*TASK PROMPT*.
Identify and copy all lines of the material where the string "делам" is found.

*Data entries*.
===============

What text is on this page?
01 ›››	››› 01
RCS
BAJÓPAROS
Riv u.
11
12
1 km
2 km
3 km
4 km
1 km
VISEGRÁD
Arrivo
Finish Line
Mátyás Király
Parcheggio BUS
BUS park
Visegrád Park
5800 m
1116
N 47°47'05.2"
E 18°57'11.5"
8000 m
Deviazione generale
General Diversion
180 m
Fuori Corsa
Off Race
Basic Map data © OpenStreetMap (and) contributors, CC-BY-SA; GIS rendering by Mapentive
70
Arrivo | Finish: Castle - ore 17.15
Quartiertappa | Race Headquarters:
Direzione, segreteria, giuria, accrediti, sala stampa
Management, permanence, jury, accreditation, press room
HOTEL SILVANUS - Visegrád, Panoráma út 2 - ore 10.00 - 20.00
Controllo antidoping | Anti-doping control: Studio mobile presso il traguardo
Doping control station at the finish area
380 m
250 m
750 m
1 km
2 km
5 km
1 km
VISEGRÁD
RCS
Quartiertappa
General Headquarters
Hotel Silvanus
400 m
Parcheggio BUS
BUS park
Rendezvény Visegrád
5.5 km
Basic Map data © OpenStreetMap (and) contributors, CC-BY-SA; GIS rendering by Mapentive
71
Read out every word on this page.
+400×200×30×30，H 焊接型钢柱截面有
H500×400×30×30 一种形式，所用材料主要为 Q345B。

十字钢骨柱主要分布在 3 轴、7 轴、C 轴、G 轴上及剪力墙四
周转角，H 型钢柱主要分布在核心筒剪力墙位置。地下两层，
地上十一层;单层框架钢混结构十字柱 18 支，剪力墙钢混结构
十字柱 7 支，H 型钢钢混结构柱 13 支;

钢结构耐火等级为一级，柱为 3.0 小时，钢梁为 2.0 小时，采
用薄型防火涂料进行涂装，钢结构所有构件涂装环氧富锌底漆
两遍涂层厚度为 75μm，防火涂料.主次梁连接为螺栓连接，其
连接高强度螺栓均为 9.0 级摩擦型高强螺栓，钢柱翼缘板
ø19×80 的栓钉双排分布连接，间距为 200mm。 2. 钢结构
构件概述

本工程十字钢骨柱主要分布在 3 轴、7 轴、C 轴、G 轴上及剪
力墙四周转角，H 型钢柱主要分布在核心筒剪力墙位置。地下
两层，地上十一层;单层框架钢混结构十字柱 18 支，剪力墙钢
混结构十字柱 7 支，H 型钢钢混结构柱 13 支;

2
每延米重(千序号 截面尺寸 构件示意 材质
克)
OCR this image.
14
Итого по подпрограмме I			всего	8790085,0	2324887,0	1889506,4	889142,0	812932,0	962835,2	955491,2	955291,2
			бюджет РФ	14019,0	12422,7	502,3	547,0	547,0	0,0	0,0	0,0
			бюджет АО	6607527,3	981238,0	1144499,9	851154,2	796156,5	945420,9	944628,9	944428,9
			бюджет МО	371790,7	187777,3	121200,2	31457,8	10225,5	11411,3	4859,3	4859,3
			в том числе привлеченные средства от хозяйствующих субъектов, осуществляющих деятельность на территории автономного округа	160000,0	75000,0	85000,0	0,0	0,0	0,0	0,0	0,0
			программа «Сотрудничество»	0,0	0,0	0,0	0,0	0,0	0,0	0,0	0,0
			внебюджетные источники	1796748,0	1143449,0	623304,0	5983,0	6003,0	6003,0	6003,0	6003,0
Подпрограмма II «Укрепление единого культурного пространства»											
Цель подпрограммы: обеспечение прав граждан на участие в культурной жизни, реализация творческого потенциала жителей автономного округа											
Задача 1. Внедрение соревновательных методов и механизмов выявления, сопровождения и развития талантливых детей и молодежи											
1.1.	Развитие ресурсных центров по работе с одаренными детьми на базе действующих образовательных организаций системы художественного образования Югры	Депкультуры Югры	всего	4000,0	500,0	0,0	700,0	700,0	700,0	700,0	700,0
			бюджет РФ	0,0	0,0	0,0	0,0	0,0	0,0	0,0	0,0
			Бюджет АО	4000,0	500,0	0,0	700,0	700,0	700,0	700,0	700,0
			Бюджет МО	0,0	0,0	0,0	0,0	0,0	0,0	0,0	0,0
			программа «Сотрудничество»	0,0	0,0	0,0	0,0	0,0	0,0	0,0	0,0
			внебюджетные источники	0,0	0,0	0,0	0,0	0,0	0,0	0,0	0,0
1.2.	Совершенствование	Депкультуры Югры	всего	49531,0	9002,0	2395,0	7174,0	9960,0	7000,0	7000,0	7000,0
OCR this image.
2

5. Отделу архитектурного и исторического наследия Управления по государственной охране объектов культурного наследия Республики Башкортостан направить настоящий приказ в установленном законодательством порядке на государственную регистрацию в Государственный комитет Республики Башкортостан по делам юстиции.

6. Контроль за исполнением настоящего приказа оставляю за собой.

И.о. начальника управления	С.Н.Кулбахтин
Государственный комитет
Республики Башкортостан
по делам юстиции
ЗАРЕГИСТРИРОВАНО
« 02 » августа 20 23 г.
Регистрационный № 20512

===============

*ANSWER BELOW*.
5. Отделу архитектурного и исторического наследия Управления по государственной охране объектов культурного наследия Республики Башкортостан направить настоящий приказ в установленном законодательством порядке на государственную регистрацию в Государственный комитет Республики Башкортостан по делам юстиции.
по делам юстиции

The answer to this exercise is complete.